[Figure contents as structured data]
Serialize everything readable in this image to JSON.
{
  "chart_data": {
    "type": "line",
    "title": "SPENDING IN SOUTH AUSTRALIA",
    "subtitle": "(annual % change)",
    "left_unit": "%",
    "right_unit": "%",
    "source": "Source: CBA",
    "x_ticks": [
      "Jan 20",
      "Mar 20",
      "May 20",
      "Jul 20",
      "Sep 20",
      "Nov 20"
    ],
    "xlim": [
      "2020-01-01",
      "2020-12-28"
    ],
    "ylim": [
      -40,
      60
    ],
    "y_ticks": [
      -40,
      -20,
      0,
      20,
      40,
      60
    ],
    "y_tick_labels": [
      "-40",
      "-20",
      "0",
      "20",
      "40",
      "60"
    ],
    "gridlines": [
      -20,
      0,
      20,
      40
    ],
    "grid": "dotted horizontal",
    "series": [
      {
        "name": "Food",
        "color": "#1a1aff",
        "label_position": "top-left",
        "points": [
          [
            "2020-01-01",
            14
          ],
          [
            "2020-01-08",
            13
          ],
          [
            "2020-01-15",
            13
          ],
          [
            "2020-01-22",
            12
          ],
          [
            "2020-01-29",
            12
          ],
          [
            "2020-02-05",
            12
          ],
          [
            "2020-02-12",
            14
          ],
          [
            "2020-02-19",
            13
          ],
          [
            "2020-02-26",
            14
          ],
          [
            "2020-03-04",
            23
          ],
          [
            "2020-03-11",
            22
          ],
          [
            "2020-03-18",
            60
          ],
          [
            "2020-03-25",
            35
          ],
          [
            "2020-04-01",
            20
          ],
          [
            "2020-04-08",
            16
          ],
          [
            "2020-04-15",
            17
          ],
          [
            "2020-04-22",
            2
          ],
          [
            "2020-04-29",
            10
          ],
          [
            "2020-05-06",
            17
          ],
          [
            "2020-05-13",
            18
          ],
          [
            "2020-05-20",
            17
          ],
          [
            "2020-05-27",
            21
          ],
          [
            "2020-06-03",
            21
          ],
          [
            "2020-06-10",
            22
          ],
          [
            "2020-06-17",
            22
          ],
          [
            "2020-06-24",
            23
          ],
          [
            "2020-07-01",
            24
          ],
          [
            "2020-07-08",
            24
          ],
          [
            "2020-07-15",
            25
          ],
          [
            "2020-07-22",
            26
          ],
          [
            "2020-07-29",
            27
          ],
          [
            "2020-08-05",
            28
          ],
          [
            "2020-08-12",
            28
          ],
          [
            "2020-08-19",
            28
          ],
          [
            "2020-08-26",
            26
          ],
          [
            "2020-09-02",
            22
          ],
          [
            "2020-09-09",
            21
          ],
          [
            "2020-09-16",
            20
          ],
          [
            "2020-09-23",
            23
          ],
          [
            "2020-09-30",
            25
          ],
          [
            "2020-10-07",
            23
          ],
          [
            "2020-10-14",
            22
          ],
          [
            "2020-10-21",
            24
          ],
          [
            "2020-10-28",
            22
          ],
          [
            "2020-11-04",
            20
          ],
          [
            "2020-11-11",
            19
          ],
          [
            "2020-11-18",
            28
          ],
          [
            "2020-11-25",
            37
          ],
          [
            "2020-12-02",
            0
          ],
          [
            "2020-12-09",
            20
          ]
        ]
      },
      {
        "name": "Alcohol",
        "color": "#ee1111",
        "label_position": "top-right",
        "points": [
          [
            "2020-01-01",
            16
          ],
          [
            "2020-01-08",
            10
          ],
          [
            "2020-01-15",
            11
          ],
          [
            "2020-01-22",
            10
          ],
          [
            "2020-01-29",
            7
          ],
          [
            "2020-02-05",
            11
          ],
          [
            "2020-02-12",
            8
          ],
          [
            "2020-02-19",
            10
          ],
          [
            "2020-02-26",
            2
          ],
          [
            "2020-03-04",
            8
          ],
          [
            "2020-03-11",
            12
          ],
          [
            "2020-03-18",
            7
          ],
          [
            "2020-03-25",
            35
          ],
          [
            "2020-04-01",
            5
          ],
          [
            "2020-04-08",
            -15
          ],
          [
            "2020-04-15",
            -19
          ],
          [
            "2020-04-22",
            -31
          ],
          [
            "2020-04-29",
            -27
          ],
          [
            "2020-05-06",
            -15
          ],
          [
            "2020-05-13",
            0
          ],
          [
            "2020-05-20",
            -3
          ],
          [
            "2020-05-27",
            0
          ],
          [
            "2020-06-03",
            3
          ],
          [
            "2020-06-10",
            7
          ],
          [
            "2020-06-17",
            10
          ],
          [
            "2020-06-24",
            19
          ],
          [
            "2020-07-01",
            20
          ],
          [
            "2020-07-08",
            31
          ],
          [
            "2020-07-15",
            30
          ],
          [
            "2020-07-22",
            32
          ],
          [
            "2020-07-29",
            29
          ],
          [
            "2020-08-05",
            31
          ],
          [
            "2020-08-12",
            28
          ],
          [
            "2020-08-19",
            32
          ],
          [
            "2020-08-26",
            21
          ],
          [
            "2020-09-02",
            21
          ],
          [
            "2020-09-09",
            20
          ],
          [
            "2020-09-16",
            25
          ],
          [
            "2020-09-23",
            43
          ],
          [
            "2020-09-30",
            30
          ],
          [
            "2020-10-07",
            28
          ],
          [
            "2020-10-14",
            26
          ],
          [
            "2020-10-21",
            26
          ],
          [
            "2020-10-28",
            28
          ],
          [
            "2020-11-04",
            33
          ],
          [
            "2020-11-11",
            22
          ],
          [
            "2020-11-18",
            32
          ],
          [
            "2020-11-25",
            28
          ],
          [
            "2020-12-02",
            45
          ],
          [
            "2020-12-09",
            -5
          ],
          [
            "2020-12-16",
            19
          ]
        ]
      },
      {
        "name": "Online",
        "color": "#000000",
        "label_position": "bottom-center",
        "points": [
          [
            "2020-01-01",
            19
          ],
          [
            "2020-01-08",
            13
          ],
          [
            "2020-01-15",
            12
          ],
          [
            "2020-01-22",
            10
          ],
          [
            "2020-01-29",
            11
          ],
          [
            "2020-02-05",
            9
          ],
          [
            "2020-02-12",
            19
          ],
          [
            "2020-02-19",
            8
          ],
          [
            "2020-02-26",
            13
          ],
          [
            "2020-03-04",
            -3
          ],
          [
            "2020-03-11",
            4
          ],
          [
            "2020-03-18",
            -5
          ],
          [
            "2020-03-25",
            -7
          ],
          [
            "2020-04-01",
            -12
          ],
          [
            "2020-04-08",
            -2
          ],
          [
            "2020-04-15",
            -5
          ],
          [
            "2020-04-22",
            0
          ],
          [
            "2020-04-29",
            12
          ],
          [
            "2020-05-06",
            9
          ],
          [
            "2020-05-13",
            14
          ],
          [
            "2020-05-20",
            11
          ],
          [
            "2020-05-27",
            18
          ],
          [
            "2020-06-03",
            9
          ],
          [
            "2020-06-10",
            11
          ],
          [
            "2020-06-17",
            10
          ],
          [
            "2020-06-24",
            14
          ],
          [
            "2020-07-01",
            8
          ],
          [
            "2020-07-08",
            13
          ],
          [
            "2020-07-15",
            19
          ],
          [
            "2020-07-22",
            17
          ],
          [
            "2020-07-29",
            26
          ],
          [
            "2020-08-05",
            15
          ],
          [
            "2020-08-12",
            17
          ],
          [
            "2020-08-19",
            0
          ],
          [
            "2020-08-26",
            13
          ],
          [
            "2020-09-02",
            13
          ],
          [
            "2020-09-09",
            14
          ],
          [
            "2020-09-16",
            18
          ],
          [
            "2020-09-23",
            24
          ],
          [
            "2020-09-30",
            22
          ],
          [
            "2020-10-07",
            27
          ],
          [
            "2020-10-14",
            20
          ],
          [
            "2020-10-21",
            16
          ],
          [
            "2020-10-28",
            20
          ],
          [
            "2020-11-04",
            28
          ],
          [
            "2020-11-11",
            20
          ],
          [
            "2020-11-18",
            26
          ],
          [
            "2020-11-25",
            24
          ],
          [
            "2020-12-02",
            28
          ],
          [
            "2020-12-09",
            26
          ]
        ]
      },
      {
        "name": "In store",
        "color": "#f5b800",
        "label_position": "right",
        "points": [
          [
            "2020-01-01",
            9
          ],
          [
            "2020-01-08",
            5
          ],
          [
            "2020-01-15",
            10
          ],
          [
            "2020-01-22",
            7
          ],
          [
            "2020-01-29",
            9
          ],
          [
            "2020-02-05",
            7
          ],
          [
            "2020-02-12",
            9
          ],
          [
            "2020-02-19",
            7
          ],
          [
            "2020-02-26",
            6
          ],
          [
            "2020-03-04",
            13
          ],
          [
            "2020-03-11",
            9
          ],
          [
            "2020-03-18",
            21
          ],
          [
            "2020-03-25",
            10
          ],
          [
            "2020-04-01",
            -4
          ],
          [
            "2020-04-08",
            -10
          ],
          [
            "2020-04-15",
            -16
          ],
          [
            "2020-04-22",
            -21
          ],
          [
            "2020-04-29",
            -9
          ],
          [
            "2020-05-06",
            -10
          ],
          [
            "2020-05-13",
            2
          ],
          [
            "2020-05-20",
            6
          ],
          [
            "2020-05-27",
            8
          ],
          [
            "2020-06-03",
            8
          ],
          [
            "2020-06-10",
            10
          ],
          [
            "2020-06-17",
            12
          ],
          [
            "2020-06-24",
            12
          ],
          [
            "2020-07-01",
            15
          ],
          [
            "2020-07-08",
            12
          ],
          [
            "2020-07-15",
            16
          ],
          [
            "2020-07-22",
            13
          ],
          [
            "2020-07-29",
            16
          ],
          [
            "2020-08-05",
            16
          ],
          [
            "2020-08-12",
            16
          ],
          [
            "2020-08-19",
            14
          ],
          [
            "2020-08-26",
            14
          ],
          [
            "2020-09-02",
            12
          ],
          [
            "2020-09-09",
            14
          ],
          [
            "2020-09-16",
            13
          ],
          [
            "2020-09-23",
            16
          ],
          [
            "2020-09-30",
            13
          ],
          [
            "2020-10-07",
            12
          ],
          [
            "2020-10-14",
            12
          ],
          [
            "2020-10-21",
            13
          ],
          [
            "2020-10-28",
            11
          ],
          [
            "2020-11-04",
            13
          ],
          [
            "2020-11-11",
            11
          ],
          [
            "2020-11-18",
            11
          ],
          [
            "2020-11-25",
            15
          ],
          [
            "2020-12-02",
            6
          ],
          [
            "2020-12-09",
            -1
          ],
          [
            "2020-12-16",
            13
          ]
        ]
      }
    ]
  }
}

§ **Prompt**: Pull out every line of the entries that includes the word "color".

§ **The output**:
        "color": "#1a1aff",
        "color": "#ee1111",
        "color": "#000000",
        "color": "#f5b800",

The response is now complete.